> [Written exercise]: Can you print every record below exactly as written?

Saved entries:

☆ ☆ ☆ ☆

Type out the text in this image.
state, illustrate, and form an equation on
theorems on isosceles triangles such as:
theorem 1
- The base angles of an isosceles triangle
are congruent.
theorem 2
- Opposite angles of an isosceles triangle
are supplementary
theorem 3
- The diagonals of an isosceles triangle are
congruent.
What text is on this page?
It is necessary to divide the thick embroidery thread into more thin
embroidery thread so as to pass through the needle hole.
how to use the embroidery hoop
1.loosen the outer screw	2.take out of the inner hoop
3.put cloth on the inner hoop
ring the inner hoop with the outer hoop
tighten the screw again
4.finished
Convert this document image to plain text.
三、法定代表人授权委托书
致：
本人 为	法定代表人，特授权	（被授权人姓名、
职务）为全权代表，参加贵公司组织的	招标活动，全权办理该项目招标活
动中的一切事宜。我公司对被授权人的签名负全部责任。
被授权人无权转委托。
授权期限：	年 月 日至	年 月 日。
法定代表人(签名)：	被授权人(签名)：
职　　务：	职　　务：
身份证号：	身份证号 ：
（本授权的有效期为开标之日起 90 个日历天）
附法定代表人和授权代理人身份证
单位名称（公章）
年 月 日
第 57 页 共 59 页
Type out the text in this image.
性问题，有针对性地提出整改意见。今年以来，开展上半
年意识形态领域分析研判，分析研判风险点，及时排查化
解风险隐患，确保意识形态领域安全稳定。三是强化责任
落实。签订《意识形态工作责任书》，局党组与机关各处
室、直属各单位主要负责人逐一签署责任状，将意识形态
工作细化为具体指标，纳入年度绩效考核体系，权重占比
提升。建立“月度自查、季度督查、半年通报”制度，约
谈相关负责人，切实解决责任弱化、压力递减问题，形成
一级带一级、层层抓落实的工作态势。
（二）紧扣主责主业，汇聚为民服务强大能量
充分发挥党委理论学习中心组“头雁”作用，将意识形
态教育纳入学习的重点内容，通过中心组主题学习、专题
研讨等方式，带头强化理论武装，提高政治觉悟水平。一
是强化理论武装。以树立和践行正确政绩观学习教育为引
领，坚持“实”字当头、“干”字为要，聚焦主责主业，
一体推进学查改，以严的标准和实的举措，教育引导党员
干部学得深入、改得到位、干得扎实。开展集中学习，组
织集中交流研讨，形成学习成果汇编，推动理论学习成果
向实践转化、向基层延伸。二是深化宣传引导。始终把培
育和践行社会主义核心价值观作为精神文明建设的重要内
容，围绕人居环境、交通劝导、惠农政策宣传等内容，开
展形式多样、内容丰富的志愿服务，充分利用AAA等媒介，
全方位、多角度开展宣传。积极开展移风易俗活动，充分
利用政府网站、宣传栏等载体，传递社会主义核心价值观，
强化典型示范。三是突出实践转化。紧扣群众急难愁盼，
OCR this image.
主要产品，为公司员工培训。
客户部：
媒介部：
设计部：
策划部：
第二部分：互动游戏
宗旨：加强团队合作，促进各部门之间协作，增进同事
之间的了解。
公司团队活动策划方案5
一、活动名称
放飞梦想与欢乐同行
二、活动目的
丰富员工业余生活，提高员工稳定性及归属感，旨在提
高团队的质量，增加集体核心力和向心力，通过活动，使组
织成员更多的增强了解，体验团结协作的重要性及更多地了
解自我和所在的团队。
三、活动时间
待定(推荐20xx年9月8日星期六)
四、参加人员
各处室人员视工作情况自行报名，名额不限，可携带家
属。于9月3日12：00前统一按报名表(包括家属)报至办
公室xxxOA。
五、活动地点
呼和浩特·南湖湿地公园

☆ ☆ ☆ ☆

> [Expected answer]:
Type out the text in this image.
state, illustrate, and form an equation on
theorems on isosceles triangles such as:
theorem 1
- The base angles of an isosceles triangle
are congruent.
theorem 2
- Opposite angles of an isosceles triangle
are supplementary
theorem 3
- The diagonals of an isosceles triangle are
congruent.
What text is on this page?
It is necessary to divide the thick embroidery thread into more thin
embroidery thread so as to pass through the needle hole.
how to use the embroidery hoop
1.loosen the outer screw	2.take out of the inner hoop
3.put cloth on the inner hoop
ring the inner hoop with the outer hoop
tighten the screw again
4.finished
Convert this document image to plain text.
三、法定代表人授权委托书
致：
本人 为	法定代表人，特授权	（被授权人姓名、
职务）为全权代表，参加贵公司组织的	招标活动，全权办理该项目招标活
动中的一切事宜。我公司对被授权人的签名负全部责任。
被授权人无权转委托。
授权期限：	年 月 日至	年 月 日。
法定代表人(签名)：	被授权人(签名)：
职　　务：	职　　务：
身份证号：	身份证号 ：
（本授权的有效期为开标之日起 90 个日历天）
附法定代表人和授权代理人身份证
单位名称（公章）
年 月 日
第 57 页 共 59 页
Type out the text in this image.
性问题，有针对性地提出整改意见。今年以来，开展上半
年意识形态领域分析研判，分析研判风险点，及时排查化
解风险隐患，确保意识形态领域安全稳定。三是强化责任
落实。签订《意识形态工作责任书》，局党组与机关各处
室、直属各单位主要负责人逐一签署责任状，将意识形态
工作细化为具体指标，纳入年度绩效考核体系，权重占比
提升。建立“月度自查、季度督查、半年通报”制度，约
谈相关负责人，切实解决责任弱化、压力递减问题，形成
一级带一级、层层抓落实的工作态势。
（二）紧扣主责主业，汇聚为民服务强大能量
充分发挥党委理论学习中心组“头雁”作用，将意识形
态教育纳入学习的重点内容，通过中心组主题学习、专题
研讨等方式，带头强化理论武装，提高政治觉悟水平。一
是强化理论武装。以树立和践行正确政绩观学习教育为引
领，坚持“实”字当头、“干”字为要，聚焦主责主业，
一体推进学查改，以严的标准和实的举措，教育引导党员
干部学得深入、改得到位、干得扎实。开展集中学习，组
织集中交流研讨，形成学习成果汇编，推动理论学习成果
向实践转化、向基层延伸。二是深化宣传引导。始终把培
育和践行社会主义核心价值观作为精神文明建设的重要内
容，围绕人居环境、交通劝导、惠农政策宣传等内容，开
展形式多样、内容丰富的志愿服务，充分利用AAA等媒介，
全方位、多角度开展宣传。积极开展移风易俗活动，充分
利用政府网站、宣传栏等载体，传递社会主义核心价值观，
强化典型示范。三是突出实践转化。紧扣群众急难愁盼，
OCR this image.
主要产品，为公司员工培训。
客户部：
媒介部：
设计部：
策划部：
第二部分：互动游戏
宗旨：加强团队合作，促进各部门之间协作，增进同事
之间的了解。
公司团队活动策划方案5
一、活动名称
放飞梦想与欢乐同行
二、活动目的
丰富员工业余生活，提高员工稳定性及归属感，旨在提
高团队的质量，增加集体核心力和向心力，通过活动，使组
织成员更多的增强了解，体验团结协作的重要性及更多地了
解自我和所在的团队。
三、活动时间
待定(推荐20xx年9月8日星期六)
四、参加人员
各处室人员视工作情况自行报名，名额不限，可携带家
属。于9月3日12：00前统一按报名表(包括家属)报至办
公室xxxOA。
五、活动地点
呼和浩特·南湖湿地公园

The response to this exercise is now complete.